Zu erledigen -
A: Übersetze den Satz „Mit dem schmalen Bändchen ist dem Autor wahrlich ein großer Wurf gelungen.“ aus der Buchbesprechung ins Englische.
B: Schreibe aus der Buchbesprechung alles von „Schöffling & Co.“ bis hinunter zu „umliegenden markanten Orten.“ ab.

Textauszug -
☆ ☆ ☆ ☆ ☆ ☆ ☆
Wilfried F. Schoeller: Nach Berlin!
Reportagen.
Schöffling & Co. Verlagsbuchhandlung, Frankfurt/M. 1999, 155 S.

Mit dem schmalen Bändchen ist dem Autor wahrlich ein großer Wurf gelungen. Wilfried F. Schoeller, ein in Frankfurt am Main lebender Fernsehredakteur, hat mit den Augen eines Fremden und zugleich eines mit der Mark Vertrauten sich Schauplätze der Geschichte in Berlin und Umgebung angesehen und dann seine Beobachtungen und Gedanken mit leichter Feder niedergeschrieben. Ergebnis sind 14 hier zusammengefaßte Reportagen, die dem Einheimischen neue Sichten und Erkenntnisse vermitteln, für den Touristen wissenswert und hilfreich sind, auch den in der Ferne Wohnenden Anteil nehmen lassen an den Veränderungen in der Bundeshauptstadt und umliegenden markanten Orten.

Schon mit der Auswahl der Ziele seiner Reportagereisen hat der Autor eine glückliche Hand bewiesen. So zog er mit den Schriftstellern Theodor Fontane, Friedrich Baron de la Motte Fouqué, Bert Brecht, Gerhart Hauptmann und Peter Huchel zum Stechlin, nach Nennhausen, Buckow, Erkner und Wilhelmshorst. Er besuchte Wandlitz, das Ghetto der DDR-Politprominenz, Wünsdorf, das Eldorado der Militärs, und Sachsenhausen, den Ort des Schreckens. In Berlin entschied er sich, das Kapitulationsmuseum Karlshorst und die Liebermann-Villa am Wannsee vorzustellen, die in den 50er Jahren errichteten Bauten der Karl-Marx-Allee mit den jetzt entstandenen Glaspalästen am Potsdamer Platz zu vergleichen, über das Prinz-Albrecht-Gelände und die Glienicker Brücke zu schreiben - und das alles in schöner Fontanescher Tradition.
☆ ☆ ☆ ☆ ☆ ☆ ☆
Gespeicherte Dateneinträge
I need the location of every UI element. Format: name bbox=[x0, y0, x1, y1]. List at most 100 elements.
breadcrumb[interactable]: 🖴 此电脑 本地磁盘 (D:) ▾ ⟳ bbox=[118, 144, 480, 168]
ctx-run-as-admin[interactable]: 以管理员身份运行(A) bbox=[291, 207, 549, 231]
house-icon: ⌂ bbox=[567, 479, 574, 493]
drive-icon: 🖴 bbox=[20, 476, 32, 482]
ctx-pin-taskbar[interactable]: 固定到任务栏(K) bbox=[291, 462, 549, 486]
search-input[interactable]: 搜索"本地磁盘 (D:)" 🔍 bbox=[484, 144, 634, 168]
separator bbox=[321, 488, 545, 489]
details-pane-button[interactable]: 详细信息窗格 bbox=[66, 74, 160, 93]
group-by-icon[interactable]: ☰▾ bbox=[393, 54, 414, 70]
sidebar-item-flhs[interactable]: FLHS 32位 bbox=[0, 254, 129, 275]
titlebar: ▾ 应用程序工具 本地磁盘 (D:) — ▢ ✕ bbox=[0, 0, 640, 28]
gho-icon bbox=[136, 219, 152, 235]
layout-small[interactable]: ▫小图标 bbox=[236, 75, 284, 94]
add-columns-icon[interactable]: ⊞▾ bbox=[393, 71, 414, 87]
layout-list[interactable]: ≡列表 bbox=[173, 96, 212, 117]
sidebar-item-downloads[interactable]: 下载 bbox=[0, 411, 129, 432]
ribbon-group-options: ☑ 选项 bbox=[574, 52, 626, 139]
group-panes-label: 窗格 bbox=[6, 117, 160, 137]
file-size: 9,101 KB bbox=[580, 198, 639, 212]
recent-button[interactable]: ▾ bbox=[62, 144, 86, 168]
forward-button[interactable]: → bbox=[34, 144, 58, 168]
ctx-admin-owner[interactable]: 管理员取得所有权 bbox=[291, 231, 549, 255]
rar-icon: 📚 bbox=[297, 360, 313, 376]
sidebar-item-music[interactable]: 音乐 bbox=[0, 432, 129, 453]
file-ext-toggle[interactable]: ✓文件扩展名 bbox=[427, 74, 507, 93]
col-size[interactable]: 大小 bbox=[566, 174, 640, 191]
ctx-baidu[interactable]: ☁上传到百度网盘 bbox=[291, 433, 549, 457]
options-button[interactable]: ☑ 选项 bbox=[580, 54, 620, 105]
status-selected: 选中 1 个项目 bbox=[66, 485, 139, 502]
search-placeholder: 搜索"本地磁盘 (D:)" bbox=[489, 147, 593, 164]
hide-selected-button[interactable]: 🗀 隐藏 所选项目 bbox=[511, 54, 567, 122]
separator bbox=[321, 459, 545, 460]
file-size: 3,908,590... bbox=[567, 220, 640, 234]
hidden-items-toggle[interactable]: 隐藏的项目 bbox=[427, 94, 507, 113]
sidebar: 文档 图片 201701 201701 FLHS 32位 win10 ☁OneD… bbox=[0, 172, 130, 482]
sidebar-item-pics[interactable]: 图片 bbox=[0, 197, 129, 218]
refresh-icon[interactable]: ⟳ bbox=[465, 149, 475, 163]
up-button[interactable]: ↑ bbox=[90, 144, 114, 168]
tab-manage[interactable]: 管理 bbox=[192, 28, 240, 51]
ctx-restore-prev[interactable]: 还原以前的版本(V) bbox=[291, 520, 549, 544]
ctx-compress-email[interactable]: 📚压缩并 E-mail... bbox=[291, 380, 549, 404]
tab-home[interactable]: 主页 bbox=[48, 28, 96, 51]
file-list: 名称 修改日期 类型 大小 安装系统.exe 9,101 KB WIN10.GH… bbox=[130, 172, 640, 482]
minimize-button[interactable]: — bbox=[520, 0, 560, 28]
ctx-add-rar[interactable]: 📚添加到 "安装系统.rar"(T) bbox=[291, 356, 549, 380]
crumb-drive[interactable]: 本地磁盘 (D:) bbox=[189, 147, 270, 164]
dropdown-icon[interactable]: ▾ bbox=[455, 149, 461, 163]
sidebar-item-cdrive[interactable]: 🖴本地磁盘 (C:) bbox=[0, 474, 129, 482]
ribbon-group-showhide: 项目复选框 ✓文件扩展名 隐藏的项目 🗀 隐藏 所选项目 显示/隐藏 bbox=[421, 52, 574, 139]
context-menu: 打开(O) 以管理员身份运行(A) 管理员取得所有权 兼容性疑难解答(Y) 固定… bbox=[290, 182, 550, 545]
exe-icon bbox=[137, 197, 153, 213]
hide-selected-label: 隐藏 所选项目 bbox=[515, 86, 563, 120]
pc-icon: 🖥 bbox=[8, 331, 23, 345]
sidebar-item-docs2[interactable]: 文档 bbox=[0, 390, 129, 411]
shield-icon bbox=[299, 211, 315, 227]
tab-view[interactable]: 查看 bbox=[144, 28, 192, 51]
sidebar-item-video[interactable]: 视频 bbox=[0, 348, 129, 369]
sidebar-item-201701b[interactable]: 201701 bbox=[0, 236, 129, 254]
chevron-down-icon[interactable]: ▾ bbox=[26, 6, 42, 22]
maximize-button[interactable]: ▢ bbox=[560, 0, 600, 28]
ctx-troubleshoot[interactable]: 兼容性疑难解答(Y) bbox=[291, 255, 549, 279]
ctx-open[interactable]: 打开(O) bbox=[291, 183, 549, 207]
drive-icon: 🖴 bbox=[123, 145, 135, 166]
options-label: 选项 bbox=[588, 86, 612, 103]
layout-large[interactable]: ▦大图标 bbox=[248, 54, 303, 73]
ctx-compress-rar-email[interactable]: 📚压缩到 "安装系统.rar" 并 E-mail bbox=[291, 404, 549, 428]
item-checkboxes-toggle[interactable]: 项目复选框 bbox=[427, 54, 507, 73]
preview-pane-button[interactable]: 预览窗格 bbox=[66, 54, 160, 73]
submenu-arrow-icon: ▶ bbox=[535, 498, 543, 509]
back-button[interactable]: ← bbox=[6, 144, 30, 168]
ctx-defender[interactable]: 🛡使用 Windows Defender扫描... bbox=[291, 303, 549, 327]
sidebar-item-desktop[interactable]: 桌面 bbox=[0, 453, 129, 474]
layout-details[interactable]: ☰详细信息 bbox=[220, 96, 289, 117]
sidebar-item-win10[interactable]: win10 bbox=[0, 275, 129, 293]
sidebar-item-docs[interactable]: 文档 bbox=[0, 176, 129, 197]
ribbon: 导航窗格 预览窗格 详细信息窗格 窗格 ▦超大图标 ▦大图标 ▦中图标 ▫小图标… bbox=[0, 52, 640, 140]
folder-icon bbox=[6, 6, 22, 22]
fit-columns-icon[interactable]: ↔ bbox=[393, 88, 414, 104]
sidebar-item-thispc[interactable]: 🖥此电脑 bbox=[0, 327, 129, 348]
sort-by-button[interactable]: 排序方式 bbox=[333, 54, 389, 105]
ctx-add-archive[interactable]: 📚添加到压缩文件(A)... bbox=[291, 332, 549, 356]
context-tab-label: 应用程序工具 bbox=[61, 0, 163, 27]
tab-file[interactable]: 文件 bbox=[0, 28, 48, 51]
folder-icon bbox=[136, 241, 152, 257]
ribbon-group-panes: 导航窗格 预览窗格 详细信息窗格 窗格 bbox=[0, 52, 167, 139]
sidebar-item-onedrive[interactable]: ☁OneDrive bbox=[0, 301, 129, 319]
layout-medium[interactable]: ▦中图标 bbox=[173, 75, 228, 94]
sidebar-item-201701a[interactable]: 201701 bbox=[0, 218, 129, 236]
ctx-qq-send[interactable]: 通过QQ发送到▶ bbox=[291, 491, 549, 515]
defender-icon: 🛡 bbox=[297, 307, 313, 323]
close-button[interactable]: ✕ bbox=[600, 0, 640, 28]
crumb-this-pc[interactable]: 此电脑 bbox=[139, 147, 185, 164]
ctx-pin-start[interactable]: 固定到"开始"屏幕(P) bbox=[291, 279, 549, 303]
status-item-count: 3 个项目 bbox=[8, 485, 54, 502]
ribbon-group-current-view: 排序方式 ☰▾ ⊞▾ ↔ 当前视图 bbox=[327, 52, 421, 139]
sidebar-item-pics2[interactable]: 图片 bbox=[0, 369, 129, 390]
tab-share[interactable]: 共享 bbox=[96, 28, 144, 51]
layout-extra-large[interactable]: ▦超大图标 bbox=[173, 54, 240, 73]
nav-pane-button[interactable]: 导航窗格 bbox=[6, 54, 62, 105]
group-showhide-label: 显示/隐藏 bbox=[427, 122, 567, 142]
☆ ☆ ☆ ☆ ☆ ☆ ☆
Lösungen -
A: With this slim little volume, the author has truly pulled off a great achievement.

B:
Schöffling & Co. Verlagsbuchhandlung, Frankfurt/M. 1999, 155 S.

Mit dem schmalen Bändchen ist dem Autor wahrlich ein großer Wurf gelungen. Wilfried F. Schoeller, ein in Frankfurt am Main lebender Fernsehredakteur, hat mit den Augen eines Fremden und zugleich eines mit der Mark Vertrauten sich Schauplätze der Geschichte in Berlin und Umgebung angesehen und dann seine Beobachtungen und Gedanken mit leichter Feder niedergeschrieben. Ergebnis sind 14 hier zusammengefaßte Reportagen, die dem Einheimischen neue Sichten und Erkenntnisse vermitteln, für den Touristen wissenswert und hilfreich sind, auch den in der Ferne Wohnenden Anteil nehmen lassen an den Veränderungen in der Bundeshauptstadt und umliegenden markanten Orten.